Your objective: Give only the number of lines that hold the word "used".

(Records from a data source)
** begin **

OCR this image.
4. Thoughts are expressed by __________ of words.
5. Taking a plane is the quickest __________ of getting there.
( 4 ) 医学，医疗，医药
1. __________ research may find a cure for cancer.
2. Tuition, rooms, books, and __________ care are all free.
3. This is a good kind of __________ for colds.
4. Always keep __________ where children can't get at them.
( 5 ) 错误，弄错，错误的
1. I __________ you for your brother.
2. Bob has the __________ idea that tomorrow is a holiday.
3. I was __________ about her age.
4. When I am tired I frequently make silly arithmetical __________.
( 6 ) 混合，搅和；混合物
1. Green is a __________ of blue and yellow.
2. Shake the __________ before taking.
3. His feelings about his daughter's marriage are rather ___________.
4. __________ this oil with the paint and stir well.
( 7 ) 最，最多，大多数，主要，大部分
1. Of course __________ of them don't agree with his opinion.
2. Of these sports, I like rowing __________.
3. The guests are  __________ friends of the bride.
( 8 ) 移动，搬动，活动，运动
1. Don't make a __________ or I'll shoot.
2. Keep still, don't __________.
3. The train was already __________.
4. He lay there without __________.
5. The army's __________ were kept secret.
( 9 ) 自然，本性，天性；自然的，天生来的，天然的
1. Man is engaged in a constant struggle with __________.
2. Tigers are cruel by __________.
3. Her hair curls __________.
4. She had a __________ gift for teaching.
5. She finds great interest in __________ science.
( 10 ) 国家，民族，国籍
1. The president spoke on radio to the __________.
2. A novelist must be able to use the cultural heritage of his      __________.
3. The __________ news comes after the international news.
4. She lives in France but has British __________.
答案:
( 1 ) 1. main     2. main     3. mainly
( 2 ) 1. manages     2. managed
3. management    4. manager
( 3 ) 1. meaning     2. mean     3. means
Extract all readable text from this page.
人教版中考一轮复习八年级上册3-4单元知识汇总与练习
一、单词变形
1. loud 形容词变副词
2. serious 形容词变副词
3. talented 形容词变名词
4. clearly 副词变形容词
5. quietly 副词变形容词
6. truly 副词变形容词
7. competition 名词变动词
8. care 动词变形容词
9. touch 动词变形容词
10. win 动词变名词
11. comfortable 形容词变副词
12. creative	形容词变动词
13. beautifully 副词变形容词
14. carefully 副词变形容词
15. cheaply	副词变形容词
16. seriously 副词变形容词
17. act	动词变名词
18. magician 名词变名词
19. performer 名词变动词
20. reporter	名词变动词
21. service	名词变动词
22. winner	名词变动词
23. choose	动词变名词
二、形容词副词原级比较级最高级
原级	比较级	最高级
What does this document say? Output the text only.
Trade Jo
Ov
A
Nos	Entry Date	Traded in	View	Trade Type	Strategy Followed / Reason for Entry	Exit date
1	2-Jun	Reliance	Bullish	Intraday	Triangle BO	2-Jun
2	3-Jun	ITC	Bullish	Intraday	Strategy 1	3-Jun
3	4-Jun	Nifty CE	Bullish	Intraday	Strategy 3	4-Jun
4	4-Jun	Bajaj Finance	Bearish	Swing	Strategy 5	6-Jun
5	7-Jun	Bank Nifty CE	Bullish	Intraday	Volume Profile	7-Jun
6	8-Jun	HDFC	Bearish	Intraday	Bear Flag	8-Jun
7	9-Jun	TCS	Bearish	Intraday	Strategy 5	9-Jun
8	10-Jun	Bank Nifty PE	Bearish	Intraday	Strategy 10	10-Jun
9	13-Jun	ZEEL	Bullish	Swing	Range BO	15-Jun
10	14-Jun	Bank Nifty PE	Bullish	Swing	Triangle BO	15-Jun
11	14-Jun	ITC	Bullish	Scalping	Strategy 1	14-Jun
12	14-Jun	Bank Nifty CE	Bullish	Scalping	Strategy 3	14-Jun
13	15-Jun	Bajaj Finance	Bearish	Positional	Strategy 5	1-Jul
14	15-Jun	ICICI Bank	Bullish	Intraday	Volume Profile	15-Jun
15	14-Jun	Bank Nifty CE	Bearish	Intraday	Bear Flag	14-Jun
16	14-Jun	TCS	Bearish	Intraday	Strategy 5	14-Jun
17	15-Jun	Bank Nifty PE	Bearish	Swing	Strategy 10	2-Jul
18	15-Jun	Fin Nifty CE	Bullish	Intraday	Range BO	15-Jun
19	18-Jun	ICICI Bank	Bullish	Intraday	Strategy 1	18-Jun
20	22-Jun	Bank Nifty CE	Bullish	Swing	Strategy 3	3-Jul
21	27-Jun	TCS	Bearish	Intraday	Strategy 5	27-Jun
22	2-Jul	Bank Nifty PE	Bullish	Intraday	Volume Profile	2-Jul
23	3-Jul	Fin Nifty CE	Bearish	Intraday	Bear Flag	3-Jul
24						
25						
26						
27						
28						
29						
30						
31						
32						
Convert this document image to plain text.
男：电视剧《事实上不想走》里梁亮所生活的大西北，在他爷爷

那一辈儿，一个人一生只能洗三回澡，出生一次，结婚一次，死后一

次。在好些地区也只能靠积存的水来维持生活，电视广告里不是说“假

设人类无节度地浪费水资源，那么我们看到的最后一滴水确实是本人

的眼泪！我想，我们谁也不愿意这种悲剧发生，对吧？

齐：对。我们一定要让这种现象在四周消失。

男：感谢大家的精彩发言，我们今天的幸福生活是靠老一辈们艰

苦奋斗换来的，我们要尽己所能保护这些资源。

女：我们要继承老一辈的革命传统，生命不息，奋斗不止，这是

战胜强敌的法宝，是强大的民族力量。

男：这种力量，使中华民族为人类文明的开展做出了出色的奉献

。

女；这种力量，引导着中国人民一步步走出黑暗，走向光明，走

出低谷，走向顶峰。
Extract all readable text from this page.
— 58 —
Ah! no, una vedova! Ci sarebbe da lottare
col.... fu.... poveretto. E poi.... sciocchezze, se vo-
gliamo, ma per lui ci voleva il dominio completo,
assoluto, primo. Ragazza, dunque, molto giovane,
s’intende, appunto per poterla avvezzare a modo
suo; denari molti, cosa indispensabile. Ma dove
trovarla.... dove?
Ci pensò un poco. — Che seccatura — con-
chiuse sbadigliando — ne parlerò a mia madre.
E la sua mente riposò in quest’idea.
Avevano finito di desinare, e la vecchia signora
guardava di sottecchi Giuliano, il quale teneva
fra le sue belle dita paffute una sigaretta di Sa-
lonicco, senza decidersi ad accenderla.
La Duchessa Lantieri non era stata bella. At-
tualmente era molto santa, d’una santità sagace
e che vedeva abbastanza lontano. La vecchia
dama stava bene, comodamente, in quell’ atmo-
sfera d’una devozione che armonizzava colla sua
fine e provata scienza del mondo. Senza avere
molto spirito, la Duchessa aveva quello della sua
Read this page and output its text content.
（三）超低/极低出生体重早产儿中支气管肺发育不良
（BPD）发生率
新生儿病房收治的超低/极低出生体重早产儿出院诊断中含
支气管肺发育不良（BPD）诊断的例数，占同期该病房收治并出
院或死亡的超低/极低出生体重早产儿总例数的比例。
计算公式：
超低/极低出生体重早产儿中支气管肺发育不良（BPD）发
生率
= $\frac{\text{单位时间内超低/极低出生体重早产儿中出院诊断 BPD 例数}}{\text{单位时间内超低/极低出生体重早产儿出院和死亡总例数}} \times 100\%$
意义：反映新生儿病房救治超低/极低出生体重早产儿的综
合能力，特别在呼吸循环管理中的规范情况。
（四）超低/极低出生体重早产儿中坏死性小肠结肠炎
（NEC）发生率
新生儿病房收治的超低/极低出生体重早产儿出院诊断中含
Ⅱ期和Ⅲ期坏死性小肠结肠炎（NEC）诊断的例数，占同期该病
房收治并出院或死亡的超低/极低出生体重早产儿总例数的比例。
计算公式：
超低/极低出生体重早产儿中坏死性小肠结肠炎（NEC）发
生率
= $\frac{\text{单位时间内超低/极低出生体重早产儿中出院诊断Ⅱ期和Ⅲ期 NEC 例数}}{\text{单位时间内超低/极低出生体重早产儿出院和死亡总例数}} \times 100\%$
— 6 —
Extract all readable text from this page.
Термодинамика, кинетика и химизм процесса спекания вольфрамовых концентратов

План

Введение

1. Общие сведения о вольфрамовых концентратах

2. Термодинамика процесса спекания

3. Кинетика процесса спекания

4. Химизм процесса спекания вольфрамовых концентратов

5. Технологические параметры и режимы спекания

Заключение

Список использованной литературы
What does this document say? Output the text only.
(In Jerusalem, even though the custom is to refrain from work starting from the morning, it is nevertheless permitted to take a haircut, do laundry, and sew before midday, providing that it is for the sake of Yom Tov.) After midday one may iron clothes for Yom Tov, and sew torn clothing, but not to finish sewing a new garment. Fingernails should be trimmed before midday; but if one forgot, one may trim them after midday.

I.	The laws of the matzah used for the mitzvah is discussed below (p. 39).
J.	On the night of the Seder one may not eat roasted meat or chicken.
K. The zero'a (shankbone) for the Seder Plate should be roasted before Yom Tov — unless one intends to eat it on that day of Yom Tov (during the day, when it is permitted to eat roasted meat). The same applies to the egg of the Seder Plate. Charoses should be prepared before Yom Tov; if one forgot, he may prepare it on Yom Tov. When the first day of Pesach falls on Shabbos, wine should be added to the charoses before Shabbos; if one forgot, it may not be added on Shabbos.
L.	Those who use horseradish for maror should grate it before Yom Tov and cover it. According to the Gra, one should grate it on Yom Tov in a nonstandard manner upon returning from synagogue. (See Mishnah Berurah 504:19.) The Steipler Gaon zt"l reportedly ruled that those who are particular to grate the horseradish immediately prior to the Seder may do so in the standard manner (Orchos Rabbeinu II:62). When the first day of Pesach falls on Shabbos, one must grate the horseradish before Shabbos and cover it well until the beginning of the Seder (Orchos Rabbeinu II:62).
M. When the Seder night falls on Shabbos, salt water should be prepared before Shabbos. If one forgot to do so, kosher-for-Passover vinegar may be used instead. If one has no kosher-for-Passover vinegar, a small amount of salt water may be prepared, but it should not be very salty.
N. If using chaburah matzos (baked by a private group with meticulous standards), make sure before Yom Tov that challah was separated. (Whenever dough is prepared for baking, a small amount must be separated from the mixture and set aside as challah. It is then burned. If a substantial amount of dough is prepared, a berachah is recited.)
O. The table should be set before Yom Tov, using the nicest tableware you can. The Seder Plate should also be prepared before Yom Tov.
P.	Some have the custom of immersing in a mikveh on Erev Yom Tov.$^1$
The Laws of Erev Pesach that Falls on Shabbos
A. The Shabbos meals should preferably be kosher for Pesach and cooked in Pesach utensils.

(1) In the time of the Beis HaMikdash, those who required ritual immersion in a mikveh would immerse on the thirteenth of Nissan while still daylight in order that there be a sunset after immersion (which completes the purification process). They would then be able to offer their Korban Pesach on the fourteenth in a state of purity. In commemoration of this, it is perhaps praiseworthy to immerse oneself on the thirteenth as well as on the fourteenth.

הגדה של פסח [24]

** end **

Exercise response: 2